→ **PROBLEM**: Where the word "your" occurs in a line of the data, return the whole line.

→ **DATA SECTION**:
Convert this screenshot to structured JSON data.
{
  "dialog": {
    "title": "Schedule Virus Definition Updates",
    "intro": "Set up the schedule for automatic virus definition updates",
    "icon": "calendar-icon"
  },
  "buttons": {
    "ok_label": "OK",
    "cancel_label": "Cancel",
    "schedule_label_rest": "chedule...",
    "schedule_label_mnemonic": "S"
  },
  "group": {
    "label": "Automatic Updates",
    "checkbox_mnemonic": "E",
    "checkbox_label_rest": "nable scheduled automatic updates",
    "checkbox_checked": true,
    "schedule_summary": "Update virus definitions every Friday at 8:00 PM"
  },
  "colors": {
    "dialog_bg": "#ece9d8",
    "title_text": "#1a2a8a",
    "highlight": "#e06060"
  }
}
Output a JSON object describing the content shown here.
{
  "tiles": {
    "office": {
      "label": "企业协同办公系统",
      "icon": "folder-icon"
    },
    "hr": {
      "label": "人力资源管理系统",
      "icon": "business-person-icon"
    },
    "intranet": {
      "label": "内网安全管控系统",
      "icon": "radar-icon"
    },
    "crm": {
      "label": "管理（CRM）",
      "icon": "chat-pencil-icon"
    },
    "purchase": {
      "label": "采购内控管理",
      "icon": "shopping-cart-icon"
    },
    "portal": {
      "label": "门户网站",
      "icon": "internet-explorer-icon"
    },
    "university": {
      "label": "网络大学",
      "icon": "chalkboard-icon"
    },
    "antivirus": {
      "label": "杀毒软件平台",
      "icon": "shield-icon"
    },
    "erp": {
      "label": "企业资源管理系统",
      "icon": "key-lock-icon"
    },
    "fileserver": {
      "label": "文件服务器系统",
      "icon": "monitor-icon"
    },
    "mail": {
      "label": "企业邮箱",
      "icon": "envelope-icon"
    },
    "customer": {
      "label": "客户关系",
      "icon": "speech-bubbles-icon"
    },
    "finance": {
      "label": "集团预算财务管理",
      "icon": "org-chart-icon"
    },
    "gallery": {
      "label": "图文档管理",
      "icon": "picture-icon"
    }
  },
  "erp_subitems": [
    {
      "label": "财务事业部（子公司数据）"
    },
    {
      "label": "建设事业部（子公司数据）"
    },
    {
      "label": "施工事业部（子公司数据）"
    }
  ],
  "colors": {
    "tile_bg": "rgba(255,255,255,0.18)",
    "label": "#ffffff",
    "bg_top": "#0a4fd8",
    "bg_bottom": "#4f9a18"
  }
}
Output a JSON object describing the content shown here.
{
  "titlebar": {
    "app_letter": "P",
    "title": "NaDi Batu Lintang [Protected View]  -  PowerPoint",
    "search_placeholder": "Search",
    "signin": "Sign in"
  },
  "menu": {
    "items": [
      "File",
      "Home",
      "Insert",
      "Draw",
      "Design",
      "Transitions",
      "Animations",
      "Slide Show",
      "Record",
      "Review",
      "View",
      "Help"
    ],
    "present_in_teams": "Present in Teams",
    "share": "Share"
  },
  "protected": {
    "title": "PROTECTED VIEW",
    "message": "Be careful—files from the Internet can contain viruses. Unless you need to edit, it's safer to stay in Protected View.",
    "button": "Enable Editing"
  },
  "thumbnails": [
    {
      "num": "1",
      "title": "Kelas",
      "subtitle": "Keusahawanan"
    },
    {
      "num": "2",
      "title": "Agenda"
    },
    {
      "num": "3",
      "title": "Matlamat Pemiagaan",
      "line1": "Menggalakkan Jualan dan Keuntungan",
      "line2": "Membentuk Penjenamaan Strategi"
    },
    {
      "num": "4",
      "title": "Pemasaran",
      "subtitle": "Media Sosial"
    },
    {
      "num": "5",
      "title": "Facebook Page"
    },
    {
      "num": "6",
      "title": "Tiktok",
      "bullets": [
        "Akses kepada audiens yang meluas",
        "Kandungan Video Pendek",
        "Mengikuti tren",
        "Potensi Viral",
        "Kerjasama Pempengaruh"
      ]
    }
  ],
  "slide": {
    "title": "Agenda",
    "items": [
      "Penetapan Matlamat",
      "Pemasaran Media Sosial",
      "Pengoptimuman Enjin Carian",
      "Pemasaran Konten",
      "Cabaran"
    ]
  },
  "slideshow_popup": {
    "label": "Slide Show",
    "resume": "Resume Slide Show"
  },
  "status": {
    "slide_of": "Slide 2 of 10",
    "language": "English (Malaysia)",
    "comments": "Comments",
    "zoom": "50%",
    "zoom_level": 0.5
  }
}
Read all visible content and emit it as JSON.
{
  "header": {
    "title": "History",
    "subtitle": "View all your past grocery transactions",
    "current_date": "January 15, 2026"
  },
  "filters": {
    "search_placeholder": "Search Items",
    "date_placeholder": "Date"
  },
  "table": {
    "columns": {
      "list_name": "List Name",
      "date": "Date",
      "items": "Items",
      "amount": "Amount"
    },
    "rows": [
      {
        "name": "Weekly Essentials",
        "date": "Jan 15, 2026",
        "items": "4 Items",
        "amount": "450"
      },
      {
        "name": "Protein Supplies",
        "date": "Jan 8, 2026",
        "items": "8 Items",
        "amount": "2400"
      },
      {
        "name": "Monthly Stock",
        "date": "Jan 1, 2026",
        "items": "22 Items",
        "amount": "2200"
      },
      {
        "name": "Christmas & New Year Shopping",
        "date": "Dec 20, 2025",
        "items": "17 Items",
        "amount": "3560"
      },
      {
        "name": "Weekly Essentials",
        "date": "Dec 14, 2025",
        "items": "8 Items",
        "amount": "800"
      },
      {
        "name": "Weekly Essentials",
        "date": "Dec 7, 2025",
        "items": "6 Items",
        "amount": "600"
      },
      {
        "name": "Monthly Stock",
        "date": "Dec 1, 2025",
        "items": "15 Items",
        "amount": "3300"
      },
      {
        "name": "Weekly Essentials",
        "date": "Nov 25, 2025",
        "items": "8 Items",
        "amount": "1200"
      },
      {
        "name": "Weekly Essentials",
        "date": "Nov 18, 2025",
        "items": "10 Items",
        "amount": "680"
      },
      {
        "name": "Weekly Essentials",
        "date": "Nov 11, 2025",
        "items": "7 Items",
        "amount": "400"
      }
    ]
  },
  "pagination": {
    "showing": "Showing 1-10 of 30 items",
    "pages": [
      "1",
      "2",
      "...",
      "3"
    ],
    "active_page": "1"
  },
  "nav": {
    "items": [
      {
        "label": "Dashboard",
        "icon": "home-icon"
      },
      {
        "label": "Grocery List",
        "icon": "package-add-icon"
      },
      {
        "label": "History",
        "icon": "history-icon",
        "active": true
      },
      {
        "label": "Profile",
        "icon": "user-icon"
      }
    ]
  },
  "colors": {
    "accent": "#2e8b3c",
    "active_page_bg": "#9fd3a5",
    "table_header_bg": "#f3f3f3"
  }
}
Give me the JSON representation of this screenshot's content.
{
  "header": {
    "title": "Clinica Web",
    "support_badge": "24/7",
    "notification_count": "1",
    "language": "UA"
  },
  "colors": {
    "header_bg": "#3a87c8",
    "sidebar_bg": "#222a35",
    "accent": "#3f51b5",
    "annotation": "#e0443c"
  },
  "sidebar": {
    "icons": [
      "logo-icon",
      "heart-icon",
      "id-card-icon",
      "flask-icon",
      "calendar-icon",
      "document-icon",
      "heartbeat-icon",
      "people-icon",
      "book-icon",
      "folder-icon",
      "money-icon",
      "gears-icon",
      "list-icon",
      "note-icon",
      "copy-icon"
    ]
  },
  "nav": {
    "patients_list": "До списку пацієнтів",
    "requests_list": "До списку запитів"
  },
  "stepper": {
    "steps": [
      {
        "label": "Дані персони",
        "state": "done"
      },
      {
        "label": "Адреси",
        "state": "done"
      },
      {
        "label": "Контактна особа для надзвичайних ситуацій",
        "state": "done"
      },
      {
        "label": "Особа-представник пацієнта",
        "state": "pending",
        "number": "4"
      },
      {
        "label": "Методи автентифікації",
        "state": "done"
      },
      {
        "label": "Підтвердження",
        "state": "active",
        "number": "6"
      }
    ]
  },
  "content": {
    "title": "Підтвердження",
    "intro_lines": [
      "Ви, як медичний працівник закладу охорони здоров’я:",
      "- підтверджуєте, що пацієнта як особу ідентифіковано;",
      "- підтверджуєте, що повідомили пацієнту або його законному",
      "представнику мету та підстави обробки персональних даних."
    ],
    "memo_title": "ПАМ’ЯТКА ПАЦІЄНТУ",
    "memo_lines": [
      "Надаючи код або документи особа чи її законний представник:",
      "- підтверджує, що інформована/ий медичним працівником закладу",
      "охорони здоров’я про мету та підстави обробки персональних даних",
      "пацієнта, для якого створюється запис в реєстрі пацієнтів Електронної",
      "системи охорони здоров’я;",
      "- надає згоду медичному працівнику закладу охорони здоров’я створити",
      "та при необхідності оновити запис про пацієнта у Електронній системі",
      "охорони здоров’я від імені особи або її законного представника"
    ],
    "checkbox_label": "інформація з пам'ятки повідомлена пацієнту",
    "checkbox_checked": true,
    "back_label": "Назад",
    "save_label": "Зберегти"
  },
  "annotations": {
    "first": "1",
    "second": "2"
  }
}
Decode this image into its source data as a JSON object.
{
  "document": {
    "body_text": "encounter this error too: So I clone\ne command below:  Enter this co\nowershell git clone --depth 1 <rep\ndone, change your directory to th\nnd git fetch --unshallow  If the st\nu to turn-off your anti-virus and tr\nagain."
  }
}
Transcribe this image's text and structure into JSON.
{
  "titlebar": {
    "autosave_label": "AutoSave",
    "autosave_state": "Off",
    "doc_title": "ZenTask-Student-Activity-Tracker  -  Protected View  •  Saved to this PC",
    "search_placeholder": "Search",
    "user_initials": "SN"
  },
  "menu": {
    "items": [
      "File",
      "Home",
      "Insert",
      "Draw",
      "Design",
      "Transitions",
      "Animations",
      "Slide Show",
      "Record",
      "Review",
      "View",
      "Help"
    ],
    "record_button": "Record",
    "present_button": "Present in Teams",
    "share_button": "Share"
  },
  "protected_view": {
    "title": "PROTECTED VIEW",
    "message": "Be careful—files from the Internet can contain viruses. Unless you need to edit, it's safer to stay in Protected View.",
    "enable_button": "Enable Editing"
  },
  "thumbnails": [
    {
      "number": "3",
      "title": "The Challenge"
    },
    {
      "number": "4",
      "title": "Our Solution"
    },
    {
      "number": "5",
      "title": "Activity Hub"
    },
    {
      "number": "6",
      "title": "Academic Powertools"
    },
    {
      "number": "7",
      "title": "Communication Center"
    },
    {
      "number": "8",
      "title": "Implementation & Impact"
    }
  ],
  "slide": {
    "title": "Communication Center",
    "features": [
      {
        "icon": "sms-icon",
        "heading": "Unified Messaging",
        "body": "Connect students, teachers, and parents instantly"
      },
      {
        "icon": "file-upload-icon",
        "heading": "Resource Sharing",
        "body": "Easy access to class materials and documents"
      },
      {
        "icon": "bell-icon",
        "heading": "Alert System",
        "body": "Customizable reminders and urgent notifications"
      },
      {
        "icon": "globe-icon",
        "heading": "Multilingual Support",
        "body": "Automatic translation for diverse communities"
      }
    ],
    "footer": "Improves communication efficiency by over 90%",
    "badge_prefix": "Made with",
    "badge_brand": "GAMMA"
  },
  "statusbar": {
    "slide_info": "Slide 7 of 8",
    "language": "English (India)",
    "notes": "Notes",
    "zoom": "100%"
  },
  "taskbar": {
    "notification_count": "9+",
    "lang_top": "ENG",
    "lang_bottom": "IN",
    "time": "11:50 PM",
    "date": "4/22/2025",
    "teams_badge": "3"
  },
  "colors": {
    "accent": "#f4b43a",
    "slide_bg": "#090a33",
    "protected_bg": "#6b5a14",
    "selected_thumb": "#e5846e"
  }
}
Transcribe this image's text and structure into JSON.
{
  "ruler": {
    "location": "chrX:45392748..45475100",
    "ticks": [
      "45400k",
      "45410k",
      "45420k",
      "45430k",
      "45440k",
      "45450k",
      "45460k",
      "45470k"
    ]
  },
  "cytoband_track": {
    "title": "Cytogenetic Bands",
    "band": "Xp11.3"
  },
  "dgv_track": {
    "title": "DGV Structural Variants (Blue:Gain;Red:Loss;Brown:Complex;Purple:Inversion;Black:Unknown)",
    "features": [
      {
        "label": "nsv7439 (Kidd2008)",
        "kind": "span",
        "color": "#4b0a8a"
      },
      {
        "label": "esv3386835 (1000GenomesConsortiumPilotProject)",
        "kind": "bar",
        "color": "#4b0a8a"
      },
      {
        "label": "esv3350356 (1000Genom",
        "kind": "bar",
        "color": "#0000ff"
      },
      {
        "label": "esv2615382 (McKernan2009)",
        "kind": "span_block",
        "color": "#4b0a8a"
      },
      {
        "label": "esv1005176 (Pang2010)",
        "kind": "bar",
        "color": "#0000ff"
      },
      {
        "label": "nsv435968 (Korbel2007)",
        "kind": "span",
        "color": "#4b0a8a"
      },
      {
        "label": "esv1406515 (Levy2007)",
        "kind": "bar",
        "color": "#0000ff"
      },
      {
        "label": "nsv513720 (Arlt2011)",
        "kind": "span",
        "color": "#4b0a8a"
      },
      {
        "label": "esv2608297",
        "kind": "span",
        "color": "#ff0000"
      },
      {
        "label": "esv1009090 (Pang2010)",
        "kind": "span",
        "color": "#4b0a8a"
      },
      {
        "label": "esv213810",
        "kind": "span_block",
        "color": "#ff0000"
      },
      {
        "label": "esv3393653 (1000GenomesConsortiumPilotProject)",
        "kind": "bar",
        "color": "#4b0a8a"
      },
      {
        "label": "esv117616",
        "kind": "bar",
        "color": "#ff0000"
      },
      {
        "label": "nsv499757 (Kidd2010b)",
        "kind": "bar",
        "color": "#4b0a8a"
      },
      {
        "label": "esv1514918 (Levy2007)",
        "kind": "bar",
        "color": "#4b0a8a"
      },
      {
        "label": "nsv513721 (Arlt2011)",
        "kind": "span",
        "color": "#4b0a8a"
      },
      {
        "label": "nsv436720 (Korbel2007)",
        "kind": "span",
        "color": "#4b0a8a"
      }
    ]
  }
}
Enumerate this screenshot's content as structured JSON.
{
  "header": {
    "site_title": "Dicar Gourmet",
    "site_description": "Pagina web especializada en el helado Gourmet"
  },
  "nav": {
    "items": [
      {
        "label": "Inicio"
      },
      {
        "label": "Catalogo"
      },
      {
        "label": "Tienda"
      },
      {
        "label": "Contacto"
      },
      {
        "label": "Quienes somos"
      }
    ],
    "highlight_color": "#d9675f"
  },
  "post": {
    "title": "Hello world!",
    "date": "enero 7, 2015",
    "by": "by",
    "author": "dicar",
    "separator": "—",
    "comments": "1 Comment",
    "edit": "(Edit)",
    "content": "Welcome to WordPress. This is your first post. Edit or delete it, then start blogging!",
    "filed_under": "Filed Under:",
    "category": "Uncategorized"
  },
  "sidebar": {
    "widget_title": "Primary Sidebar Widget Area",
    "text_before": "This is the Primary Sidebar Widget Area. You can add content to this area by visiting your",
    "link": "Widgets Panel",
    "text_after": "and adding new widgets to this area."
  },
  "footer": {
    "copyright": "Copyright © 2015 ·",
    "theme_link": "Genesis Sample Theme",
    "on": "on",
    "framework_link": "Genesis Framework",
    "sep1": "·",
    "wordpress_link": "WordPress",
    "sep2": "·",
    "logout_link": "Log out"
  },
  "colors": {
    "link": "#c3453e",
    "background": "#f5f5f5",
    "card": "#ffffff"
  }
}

→ **SOLVED EXERCISE**:
    "subtitle": "View all your past grocery transactions",
    "body_text": "encounter this error too: So I clone\ne command below:  Enter this co\nowershell git clone --depth 1 <rep\ndone, change your directory to th\nnd git fetch --unshallow  If the st\nu to turn-off your anti-virus and tr\nagain."
    "content": "Welcome to WordPress. This is your first post. Edit or delete it, then start blogging!",
    "text_before": "This is the Primary Sidebar Widget Area. You can add content to this area by visiting your",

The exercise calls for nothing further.